Goal of the exercise ->
Examine the records and identify each line that includes the string "罗伊山粉". Copy those lines.

— START OF Working data —

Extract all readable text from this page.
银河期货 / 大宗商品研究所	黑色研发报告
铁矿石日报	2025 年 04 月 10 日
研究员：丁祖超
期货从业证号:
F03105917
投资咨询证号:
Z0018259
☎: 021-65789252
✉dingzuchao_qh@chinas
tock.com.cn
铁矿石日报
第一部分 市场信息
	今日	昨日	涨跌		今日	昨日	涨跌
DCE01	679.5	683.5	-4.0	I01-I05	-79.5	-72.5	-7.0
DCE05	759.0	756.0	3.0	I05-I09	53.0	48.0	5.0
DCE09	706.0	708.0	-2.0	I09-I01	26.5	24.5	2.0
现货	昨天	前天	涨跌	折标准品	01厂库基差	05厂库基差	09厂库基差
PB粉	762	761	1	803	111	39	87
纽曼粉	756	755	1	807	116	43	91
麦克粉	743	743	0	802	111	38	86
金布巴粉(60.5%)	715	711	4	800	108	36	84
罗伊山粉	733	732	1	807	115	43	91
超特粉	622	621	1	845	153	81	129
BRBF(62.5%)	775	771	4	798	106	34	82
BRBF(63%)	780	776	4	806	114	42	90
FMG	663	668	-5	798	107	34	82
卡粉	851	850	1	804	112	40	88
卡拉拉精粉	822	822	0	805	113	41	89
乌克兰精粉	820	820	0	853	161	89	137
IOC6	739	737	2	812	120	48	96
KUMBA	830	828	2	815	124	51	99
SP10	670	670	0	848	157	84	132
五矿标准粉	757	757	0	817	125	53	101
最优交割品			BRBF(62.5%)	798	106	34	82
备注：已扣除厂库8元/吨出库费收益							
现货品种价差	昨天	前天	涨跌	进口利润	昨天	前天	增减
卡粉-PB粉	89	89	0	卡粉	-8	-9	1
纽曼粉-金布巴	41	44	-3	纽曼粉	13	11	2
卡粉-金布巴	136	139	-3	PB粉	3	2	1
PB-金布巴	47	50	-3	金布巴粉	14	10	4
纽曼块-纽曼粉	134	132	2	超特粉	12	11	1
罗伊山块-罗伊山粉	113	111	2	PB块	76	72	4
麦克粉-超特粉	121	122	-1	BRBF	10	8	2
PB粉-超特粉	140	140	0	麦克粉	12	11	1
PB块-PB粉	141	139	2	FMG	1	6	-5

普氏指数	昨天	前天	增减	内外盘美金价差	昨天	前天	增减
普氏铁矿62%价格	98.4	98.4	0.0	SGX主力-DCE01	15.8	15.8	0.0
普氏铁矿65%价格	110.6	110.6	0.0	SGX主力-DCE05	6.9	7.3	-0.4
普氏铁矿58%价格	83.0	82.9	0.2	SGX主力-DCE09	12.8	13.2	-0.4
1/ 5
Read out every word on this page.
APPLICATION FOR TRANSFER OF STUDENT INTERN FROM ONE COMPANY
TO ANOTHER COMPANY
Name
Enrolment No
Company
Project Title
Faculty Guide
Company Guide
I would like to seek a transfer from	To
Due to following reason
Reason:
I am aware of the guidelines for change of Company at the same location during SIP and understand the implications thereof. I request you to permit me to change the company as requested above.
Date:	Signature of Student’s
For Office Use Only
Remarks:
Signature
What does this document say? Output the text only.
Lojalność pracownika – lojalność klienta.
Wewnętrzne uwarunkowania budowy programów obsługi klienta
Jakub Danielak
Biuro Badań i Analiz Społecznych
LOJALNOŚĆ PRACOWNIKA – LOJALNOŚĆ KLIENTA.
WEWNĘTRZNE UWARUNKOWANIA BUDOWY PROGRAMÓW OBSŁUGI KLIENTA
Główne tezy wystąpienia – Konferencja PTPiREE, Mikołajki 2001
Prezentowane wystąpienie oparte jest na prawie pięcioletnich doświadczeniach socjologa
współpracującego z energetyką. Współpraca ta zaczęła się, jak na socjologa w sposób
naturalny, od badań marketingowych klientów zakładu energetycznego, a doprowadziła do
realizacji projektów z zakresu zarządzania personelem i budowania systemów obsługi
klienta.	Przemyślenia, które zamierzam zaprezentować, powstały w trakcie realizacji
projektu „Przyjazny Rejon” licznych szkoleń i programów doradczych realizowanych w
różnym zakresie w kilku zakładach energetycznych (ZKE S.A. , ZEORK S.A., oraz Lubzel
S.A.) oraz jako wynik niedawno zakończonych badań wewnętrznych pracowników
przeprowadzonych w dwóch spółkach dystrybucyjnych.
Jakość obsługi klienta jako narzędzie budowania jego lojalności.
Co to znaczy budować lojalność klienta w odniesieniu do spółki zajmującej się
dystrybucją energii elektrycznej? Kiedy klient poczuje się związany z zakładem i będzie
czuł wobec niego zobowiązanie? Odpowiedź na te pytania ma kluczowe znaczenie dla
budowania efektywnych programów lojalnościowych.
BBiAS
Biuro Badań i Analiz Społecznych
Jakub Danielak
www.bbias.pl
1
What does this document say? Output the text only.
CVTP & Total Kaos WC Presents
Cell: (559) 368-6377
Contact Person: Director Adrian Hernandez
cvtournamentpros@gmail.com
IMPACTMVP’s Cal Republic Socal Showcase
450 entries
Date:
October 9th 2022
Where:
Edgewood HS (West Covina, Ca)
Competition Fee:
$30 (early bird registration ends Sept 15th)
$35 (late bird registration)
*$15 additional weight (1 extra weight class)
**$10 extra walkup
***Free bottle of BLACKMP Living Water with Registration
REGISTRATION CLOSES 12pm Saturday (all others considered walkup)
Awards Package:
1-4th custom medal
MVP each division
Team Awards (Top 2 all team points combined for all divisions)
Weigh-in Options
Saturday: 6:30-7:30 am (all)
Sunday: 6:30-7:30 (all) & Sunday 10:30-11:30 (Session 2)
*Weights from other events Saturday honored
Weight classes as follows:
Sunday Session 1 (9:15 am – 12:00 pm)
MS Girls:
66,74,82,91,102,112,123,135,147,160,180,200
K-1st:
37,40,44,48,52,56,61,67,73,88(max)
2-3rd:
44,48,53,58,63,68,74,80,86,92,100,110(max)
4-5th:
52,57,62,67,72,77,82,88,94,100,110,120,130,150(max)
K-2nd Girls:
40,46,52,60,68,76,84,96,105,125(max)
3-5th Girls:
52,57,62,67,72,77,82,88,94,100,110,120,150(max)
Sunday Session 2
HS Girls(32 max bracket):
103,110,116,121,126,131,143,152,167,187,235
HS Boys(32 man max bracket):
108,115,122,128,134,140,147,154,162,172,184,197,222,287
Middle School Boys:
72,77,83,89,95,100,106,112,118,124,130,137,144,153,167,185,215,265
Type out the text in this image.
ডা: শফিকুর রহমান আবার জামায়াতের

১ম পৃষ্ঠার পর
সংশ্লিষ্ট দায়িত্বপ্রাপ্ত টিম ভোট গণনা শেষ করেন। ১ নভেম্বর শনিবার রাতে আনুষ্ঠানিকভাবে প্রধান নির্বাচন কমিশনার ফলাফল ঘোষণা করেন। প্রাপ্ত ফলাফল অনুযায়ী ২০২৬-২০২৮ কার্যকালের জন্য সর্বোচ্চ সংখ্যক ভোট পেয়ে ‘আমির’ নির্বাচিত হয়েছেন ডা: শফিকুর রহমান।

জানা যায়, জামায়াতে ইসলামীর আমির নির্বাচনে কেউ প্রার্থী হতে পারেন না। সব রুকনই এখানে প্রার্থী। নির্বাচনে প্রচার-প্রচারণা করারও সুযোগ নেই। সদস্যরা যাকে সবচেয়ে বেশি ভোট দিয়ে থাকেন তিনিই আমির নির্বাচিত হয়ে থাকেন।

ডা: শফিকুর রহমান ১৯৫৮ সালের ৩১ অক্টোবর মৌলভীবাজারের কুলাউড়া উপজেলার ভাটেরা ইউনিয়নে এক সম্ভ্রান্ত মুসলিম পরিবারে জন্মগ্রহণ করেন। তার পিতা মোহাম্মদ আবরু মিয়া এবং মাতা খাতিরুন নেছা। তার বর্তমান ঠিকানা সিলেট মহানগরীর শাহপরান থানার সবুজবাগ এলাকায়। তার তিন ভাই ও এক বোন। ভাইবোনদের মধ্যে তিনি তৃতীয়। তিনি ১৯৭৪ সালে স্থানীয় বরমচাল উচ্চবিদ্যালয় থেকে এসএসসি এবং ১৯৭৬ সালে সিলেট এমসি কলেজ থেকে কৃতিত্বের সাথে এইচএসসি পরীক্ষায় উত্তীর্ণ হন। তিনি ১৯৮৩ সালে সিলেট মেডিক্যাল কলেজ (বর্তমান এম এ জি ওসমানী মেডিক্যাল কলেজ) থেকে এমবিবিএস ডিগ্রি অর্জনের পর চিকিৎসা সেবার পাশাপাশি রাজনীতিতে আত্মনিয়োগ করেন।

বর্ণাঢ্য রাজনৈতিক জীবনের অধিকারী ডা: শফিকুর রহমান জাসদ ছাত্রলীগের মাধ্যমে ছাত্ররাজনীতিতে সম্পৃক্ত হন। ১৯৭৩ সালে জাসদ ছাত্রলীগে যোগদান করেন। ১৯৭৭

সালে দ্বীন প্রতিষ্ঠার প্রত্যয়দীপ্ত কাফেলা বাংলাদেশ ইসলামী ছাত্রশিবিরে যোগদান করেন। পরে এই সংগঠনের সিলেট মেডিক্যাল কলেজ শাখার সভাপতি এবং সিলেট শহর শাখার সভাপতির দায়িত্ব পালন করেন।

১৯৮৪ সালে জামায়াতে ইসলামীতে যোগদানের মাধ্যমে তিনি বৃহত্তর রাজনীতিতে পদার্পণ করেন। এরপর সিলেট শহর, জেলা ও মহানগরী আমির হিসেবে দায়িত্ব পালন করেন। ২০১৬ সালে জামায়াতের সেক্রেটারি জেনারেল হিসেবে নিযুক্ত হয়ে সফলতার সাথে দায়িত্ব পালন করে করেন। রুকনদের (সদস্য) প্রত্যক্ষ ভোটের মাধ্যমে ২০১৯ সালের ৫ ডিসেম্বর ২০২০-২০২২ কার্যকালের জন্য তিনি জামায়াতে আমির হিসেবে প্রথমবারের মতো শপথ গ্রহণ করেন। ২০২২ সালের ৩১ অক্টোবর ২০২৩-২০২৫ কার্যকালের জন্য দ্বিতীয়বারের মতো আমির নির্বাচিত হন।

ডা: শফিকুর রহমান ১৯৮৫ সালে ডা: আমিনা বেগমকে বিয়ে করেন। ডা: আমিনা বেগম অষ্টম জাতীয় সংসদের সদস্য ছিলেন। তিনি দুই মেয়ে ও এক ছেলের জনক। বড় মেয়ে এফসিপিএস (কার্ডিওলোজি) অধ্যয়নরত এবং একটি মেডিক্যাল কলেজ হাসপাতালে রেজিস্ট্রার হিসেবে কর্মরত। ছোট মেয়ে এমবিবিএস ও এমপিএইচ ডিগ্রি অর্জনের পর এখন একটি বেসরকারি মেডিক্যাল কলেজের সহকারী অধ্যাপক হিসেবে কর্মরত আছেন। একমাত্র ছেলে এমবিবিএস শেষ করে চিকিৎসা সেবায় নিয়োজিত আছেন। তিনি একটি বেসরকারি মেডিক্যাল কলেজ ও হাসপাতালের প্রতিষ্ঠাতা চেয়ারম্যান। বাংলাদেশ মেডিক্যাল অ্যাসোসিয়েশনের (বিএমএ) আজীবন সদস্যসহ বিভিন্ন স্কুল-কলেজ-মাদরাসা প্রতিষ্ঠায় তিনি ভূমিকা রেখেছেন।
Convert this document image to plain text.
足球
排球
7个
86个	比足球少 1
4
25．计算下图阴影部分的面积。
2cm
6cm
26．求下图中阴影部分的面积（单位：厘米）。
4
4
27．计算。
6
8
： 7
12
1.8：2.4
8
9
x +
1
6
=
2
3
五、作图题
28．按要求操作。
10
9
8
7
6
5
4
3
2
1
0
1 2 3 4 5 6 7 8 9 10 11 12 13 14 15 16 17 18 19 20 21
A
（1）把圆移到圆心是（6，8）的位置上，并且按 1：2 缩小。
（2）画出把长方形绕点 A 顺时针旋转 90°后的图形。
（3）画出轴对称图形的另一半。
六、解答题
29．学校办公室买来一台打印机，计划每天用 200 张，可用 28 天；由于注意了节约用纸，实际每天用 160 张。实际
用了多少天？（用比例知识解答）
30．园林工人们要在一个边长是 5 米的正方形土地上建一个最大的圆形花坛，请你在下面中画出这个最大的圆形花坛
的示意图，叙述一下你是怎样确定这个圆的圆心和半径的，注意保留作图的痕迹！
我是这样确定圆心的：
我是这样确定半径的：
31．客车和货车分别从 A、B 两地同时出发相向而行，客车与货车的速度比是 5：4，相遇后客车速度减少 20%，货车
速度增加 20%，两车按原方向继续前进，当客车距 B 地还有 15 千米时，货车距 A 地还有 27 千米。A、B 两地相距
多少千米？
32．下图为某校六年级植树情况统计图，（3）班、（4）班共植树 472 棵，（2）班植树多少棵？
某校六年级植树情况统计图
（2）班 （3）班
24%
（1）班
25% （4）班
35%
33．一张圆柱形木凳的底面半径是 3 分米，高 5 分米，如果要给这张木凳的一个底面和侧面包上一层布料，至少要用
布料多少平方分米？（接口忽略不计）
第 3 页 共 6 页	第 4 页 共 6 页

— END OF Working data —

Expected output ->
罗伊山粉	733	732	1	807	115	43	91
罗伊山块-罗伊山粉	113	111	2	PB块	76	72	4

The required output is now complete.